Each line containing the word "description" must be reported.

[Collected data entries]
** Start **
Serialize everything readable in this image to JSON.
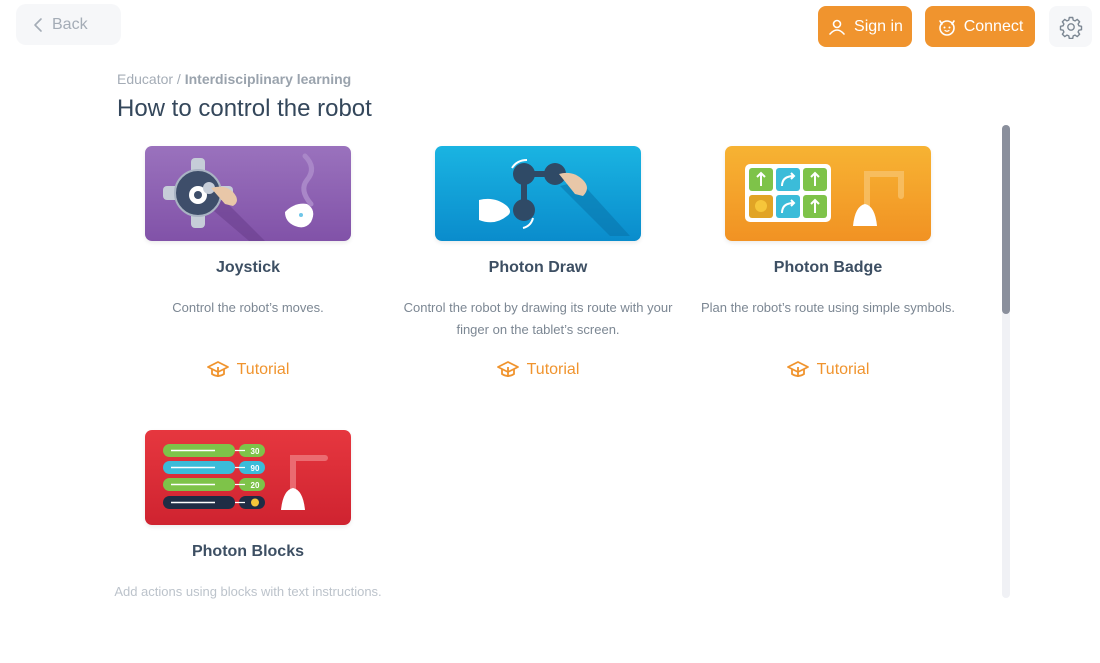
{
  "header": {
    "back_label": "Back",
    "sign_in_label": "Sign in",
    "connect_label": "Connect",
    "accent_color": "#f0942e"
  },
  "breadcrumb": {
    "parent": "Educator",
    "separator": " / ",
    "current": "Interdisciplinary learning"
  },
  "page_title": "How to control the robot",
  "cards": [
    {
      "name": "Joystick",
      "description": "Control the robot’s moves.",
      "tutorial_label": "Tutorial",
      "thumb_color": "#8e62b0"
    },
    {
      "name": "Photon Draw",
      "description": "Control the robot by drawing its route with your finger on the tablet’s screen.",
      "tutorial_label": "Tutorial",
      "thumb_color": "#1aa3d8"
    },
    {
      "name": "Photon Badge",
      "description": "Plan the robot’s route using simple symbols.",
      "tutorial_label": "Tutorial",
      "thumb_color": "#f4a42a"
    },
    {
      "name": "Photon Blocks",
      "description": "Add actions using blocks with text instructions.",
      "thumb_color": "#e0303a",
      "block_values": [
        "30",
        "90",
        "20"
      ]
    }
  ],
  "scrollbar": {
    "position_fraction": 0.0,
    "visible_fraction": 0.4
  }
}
** End **
--- Task result ---
      "description": "Control the robot’s moves.",
      "description": "Control the robot by drawing its route with your finger on the tablet’s screen.",
      "description": "Plan the robot’s route using simple symbols.",
      "description": "Add actions using blocks with text instructions.",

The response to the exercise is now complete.